_INSTRUCTIONS TO FOLLOW_. Locate the lines of the listing below that hold "باقي", then copy each of them.

(Records contained in a dataset)
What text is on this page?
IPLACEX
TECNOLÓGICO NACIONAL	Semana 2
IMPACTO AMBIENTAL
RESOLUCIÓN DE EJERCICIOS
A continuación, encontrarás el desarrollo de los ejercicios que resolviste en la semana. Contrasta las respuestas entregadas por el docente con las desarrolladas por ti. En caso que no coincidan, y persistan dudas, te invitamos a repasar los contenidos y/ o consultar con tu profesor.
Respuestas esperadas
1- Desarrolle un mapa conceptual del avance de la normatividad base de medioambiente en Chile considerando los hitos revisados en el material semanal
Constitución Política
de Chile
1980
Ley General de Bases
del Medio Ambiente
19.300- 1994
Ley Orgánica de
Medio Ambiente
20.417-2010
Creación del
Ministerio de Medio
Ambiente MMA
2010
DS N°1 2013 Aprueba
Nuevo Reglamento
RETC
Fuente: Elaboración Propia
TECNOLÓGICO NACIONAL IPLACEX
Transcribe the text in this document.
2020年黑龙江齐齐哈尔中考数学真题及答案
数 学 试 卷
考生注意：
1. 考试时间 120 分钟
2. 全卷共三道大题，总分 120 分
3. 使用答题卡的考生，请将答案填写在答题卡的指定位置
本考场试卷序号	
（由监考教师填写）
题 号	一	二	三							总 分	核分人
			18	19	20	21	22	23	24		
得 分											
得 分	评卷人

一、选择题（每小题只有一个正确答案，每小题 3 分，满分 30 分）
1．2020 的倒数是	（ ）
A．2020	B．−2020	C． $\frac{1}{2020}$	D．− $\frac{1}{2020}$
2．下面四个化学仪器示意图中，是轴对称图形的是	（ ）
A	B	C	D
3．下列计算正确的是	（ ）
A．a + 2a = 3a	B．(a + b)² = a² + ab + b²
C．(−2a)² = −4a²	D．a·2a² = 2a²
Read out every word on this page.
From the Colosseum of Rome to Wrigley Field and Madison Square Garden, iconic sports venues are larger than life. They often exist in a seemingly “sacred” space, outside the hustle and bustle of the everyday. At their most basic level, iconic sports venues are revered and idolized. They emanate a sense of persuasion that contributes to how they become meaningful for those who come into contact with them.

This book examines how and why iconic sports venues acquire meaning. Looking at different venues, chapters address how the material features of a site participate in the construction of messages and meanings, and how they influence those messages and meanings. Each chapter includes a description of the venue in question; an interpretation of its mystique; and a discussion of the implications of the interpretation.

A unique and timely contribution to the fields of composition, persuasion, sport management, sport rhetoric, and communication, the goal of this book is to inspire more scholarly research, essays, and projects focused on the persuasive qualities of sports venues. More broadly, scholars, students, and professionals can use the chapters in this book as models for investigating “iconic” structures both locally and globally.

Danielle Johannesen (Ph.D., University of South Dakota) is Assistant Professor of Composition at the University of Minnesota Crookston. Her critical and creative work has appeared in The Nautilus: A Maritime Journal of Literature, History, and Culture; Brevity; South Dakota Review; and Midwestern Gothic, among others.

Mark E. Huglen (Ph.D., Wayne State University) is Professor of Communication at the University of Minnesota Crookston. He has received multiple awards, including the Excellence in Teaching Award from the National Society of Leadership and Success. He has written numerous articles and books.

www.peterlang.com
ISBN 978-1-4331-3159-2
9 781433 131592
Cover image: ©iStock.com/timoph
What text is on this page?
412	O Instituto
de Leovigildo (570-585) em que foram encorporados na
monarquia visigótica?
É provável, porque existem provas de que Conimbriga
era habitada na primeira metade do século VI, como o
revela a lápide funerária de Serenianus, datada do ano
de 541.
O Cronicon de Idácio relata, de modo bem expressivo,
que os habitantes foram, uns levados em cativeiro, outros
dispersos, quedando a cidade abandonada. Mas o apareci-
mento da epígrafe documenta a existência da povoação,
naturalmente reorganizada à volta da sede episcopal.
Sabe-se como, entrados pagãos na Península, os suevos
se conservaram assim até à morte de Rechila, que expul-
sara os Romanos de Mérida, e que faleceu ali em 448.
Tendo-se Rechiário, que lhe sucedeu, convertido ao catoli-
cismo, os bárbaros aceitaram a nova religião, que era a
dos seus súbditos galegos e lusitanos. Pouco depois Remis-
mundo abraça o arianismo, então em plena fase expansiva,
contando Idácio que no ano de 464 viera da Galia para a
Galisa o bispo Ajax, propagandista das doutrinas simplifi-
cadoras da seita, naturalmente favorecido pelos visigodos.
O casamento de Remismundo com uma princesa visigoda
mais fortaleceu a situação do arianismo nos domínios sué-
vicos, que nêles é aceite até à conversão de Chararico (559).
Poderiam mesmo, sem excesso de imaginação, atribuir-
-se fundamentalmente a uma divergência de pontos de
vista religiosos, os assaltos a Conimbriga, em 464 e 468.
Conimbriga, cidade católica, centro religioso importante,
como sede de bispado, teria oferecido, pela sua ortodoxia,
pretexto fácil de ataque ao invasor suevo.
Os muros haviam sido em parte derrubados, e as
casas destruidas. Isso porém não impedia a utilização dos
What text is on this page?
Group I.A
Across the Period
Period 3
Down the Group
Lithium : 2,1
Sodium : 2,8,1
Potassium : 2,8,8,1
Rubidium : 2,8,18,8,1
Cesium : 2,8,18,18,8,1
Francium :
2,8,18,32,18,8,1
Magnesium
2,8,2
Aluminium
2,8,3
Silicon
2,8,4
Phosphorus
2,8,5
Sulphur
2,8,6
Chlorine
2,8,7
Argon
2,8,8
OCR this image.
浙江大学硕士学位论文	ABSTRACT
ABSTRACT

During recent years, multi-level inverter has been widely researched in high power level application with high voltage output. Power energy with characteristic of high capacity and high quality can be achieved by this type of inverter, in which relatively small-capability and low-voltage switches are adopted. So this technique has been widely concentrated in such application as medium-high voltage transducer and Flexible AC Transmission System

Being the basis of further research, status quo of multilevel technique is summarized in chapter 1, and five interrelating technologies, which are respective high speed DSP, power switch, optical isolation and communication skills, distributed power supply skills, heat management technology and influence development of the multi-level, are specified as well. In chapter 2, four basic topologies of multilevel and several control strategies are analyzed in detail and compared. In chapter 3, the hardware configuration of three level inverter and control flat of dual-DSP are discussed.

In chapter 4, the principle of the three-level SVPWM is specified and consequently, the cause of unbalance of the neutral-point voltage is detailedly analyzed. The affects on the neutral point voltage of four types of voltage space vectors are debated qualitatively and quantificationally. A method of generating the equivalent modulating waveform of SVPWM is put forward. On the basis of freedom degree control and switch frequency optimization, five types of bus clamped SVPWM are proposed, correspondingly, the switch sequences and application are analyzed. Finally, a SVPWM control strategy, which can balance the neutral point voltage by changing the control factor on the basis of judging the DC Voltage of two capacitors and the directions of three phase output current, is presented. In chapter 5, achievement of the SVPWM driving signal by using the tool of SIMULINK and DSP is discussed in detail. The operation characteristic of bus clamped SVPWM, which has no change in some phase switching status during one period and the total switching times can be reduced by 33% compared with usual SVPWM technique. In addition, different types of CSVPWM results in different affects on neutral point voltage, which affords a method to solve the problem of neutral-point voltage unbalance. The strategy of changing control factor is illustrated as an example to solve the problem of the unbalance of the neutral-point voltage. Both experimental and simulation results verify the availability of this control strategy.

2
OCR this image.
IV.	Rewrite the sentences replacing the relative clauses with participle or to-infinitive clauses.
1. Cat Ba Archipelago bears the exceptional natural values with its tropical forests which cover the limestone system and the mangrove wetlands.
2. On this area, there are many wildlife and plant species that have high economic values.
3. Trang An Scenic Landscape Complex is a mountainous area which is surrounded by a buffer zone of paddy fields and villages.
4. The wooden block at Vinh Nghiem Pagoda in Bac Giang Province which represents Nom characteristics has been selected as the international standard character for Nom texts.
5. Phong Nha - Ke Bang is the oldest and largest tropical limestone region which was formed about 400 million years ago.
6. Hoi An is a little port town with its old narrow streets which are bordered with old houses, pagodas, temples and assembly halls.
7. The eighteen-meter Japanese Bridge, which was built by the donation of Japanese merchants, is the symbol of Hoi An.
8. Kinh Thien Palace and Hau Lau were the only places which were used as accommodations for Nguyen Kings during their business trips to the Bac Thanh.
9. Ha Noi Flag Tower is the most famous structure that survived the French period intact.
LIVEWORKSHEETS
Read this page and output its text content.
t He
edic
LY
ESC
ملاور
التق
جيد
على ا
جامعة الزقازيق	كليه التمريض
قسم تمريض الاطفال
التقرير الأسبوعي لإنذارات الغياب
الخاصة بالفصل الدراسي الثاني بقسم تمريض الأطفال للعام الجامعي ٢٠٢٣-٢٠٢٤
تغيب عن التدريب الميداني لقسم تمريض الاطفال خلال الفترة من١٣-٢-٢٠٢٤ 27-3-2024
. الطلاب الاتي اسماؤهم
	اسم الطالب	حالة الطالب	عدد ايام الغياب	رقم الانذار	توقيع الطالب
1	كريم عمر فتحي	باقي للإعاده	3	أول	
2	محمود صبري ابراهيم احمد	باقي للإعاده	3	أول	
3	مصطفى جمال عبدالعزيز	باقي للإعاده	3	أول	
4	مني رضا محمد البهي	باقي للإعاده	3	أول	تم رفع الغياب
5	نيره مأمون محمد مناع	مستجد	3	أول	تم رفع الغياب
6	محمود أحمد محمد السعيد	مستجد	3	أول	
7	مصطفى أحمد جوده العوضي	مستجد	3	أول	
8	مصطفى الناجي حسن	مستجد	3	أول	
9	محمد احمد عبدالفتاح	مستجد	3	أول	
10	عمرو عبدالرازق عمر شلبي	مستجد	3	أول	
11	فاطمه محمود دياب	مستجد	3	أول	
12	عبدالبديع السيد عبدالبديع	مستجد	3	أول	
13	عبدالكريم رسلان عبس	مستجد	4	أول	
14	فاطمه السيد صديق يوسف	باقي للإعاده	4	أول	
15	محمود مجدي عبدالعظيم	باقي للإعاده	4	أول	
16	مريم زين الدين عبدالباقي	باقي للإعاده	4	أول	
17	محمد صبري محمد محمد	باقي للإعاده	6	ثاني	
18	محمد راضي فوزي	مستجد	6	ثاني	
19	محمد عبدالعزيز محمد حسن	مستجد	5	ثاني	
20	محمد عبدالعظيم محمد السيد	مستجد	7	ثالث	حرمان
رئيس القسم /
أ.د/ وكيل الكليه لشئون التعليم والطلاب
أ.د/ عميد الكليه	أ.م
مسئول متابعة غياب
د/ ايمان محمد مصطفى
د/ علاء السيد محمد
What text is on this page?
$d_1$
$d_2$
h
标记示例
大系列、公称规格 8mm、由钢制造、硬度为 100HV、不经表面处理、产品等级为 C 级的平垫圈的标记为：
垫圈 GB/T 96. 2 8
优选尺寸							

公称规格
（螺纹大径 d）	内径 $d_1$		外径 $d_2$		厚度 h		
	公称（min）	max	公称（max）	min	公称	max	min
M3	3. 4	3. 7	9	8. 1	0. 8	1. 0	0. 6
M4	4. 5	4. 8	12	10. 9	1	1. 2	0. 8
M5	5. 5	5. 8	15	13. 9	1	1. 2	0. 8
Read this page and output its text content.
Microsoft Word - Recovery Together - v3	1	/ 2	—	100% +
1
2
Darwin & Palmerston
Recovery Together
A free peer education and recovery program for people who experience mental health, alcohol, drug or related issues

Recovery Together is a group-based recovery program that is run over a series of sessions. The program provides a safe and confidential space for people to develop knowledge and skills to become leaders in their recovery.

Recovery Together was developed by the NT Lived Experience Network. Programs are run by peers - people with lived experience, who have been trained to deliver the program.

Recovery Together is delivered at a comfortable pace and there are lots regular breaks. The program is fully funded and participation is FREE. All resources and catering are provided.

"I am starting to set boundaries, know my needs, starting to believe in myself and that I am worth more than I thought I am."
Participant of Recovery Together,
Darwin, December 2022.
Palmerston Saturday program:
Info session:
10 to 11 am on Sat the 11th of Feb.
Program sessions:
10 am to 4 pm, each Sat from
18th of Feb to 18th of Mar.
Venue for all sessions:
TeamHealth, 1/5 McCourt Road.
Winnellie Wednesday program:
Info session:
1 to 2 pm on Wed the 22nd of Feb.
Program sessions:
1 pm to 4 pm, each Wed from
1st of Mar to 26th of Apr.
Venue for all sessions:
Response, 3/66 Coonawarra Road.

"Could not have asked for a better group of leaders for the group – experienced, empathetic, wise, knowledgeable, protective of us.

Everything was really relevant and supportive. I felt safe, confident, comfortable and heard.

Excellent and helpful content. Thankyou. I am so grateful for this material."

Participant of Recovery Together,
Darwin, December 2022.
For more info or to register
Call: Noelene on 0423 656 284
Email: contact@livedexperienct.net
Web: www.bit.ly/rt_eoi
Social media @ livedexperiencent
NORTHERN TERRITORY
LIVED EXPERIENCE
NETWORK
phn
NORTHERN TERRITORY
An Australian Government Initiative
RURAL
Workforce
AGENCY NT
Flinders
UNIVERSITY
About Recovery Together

_RESULT OF THE TASK_.
1	كريم عمر فتحي	باقي للإعاده	3	أول	
2	محمود صبري ابراهيم احمد	باقي للإعاده	3	أول	
3	مصطفى جمال عبدالعزيز	باقي للإعاده	3	أول	
4	مني رضا محمد البهي	باقي للإعاده	3	أول	تم رفع الغياب
14	فاطمه السيد صديق يوسف	باقي للإعاده	4	أول	
15	محمود مجدي عبدالعظيم	باقي للإعاده	4	أول	
16	مريم زين الدين عبدالباقي	باقي للإعاده	4	أول	
17	محمد صبري محمد محمد	باقي للإعاده	6	ثاني	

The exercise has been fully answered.